┌────────
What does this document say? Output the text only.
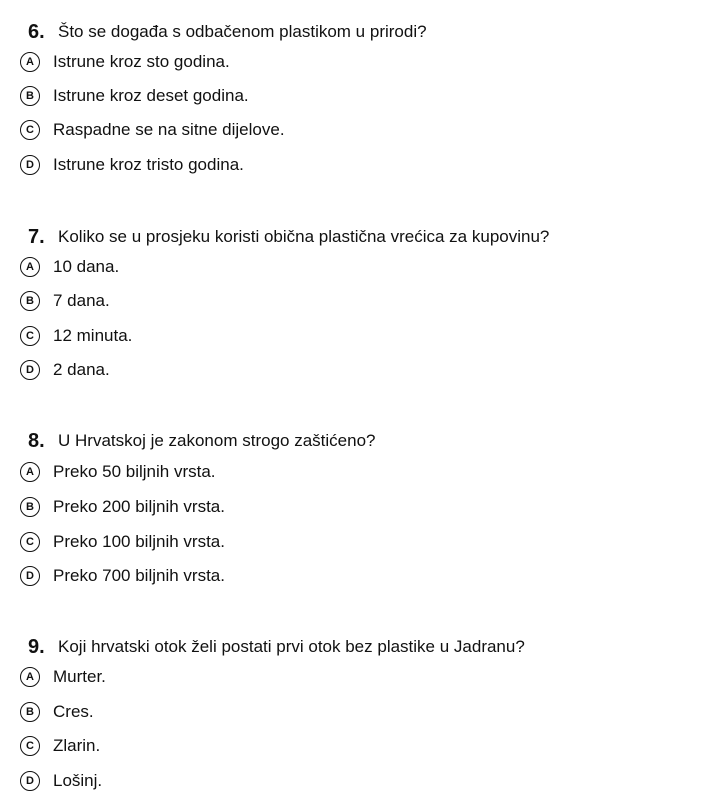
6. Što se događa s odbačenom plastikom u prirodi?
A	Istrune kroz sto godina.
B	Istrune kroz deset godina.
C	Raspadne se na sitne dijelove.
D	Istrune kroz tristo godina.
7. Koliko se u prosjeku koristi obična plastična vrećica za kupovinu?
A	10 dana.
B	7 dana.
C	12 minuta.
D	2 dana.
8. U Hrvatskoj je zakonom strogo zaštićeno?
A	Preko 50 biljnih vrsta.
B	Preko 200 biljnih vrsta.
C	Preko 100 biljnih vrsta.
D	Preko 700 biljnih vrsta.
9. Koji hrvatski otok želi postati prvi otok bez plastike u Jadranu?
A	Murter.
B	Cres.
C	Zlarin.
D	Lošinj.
└────────
┌────────
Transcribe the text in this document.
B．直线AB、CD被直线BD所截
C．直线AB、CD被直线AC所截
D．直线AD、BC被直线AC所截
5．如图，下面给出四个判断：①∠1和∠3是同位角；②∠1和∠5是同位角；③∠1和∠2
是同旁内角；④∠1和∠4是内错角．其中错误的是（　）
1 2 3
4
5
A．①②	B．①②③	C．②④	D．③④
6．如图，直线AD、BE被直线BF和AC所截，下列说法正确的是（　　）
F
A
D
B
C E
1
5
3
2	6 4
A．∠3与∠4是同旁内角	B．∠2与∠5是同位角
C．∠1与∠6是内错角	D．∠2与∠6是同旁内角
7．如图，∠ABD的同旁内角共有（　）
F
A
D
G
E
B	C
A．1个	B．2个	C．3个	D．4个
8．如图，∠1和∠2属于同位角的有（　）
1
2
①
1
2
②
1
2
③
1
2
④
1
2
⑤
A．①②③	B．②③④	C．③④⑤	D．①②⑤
└────────
┌────────
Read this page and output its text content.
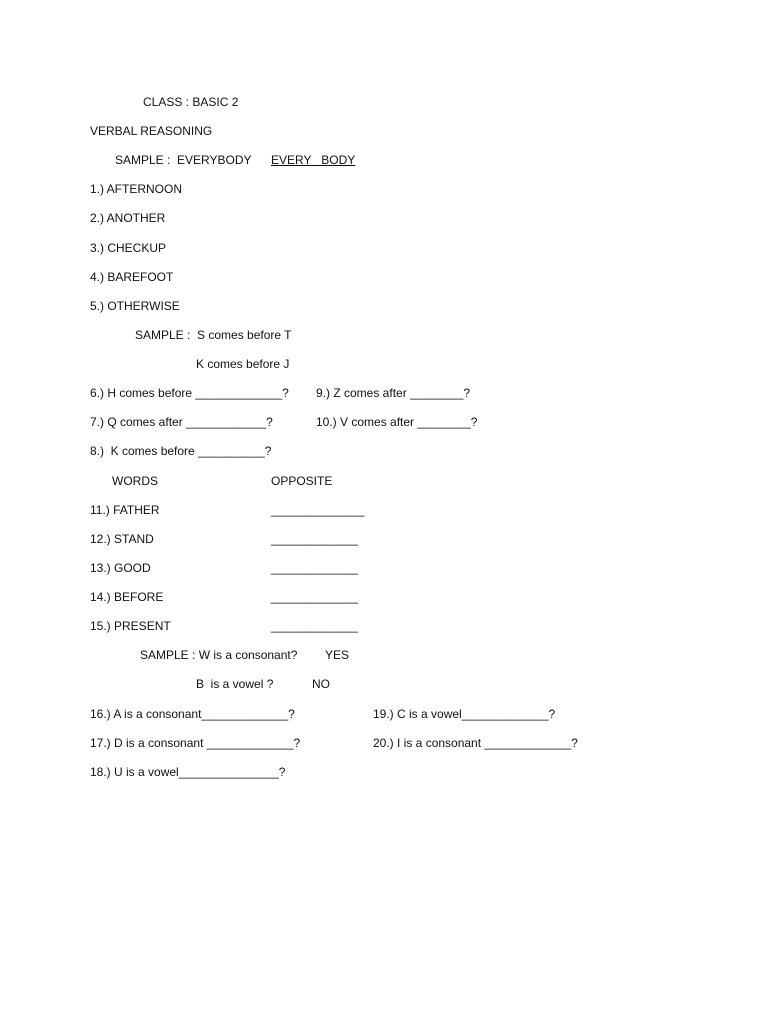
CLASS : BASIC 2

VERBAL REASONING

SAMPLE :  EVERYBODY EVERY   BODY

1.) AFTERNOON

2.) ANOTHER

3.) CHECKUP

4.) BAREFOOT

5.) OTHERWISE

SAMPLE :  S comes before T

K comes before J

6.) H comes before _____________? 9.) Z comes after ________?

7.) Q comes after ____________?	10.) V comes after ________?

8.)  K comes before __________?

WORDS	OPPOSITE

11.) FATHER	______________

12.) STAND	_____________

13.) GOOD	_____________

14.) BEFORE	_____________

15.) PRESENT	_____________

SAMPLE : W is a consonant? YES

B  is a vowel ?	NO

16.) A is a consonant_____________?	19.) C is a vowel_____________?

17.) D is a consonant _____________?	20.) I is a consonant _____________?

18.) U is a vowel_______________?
└────────
The problem: Find how many lines of the material carry the string "SAMPLE". Only the number should be in the answer.

Solved problem: 3